What is needed: Extract every line of the data from the first line up to and including the line that contains "week-row-3: 15Sunrise: 5:10", and reproduce those lines without any change.

Provided records:
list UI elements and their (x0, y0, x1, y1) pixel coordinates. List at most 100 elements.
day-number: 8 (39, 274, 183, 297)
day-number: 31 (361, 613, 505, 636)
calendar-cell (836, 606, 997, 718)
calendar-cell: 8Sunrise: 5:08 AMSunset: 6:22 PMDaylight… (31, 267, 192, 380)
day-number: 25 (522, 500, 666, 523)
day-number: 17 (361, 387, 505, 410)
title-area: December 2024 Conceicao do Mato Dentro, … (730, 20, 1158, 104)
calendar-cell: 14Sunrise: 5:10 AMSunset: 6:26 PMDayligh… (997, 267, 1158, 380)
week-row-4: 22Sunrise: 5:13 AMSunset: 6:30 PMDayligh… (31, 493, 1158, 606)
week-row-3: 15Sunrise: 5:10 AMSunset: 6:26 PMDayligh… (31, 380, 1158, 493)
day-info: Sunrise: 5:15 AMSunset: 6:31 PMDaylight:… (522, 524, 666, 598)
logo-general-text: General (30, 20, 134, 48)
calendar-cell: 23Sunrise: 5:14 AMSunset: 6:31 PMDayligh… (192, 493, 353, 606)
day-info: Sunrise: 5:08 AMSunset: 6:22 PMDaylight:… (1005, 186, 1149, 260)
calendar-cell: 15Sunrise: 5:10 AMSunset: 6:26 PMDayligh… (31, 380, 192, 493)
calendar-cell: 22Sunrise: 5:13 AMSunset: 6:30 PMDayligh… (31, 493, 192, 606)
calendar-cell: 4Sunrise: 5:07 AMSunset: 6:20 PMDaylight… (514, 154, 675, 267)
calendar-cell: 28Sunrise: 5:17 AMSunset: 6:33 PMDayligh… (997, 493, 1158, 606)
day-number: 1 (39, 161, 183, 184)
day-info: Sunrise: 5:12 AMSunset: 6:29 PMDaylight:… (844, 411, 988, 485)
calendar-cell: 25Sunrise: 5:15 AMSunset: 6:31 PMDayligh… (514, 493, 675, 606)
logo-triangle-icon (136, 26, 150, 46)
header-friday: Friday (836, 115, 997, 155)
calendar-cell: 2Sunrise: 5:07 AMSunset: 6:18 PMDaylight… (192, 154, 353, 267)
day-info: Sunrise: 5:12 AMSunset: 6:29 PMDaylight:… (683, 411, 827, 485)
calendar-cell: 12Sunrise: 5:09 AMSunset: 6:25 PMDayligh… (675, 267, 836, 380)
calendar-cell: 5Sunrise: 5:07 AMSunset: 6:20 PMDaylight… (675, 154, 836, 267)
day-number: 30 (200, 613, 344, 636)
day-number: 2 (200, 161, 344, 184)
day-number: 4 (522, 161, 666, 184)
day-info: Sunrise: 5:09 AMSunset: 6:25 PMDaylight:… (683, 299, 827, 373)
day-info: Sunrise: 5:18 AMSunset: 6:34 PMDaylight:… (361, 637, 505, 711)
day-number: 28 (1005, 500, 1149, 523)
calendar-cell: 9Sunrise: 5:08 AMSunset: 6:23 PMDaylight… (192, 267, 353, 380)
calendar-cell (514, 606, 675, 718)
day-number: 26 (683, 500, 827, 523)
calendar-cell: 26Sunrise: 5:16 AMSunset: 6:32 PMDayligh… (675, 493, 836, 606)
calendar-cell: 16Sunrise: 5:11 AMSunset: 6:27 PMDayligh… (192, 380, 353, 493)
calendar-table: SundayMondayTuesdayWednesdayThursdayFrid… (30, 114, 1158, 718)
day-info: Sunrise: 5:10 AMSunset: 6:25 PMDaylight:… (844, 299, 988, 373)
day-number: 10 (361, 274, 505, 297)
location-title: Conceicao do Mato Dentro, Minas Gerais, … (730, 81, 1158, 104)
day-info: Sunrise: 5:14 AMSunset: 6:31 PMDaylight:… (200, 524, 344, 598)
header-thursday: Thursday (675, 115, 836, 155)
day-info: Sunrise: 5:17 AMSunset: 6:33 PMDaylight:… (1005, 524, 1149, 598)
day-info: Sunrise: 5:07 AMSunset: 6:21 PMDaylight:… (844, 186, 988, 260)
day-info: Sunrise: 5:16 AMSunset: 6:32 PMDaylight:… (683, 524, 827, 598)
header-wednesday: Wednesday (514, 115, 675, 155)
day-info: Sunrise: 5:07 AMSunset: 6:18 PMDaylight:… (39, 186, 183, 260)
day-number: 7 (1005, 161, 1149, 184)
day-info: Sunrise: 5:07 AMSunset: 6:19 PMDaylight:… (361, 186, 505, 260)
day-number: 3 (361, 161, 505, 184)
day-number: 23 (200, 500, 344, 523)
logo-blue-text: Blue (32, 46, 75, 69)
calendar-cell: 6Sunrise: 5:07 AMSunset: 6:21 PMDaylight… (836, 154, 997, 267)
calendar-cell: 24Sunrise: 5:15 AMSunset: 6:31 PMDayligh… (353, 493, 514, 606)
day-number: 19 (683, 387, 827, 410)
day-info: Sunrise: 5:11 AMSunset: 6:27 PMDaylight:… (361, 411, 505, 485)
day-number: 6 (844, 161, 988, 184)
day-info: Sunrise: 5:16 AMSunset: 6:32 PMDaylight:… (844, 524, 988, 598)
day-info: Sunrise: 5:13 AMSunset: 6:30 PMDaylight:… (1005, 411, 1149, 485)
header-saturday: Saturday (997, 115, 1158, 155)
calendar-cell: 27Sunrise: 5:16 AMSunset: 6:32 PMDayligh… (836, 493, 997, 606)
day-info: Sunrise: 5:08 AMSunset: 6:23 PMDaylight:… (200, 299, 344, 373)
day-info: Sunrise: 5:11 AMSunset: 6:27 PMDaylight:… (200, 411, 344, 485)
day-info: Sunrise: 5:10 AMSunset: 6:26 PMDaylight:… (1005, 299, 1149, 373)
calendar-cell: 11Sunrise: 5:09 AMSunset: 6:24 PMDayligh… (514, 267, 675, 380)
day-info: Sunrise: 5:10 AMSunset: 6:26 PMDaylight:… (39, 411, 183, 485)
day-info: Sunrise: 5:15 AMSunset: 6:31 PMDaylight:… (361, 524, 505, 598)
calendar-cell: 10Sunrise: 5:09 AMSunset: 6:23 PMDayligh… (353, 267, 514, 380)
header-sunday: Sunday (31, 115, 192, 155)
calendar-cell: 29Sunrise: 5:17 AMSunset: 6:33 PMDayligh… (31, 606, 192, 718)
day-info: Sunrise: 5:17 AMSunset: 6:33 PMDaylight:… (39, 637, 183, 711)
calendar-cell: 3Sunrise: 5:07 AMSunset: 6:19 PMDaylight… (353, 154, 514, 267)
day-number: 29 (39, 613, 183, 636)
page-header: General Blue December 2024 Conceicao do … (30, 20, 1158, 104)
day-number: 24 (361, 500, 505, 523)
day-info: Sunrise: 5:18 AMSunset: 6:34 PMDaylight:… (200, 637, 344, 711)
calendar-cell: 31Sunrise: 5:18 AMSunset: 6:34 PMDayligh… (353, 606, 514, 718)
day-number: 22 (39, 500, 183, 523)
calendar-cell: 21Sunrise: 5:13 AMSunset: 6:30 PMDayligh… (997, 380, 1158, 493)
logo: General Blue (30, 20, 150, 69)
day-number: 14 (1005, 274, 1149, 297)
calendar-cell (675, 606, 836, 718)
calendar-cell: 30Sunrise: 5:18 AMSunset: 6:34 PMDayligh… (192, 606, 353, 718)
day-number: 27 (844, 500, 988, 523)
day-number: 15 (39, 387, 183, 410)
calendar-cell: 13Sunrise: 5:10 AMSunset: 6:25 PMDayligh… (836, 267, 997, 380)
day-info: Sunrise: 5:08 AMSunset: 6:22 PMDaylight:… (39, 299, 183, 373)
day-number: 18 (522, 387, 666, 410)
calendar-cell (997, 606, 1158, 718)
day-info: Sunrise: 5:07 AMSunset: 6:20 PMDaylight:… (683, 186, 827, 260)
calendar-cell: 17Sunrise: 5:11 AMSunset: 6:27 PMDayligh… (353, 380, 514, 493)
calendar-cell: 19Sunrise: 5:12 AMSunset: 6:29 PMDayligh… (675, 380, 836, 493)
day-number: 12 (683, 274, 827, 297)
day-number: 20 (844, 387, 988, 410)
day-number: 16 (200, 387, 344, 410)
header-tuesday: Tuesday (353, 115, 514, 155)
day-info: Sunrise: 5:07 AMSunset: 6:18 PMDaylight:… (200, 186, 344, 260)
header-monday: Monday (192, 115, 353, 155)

Full output:
list UI elements and their (x0, y0, x1, y1) pixel coordinates. List at most 100 elements.
day-number: 8 (39, 274, 183, 297)
day-number: 31 (361, 613, 505, 636)
calendar-cell (836, 606, 997, 718)
calendar-cell: 8Sunrise: 5:08 AMSunset: 6:22 PMDaylight… (31, 267, 192, 380)
day-number: 25 (522, 500, 666, 523)
day-number: 17 (361, 387, 505, 410)
title-area: December 2024 Conceicao do Mato Dentro, … (730, 20, 1158, 104)
calendar-cell: 14Sunrise: 5:10 AMSunset: 6:26 PMDayligh… (997, 267, 1158, 380)
week-row-4: 22Sunrise: 5:13 AMSunset: 6:30 PMDayligh… (31, 493, 1158, 606)
week-row-3: 15Sunrise: 5:10 AMSunset: 6:26 PMDayligh… (31, 380, 1158, 493)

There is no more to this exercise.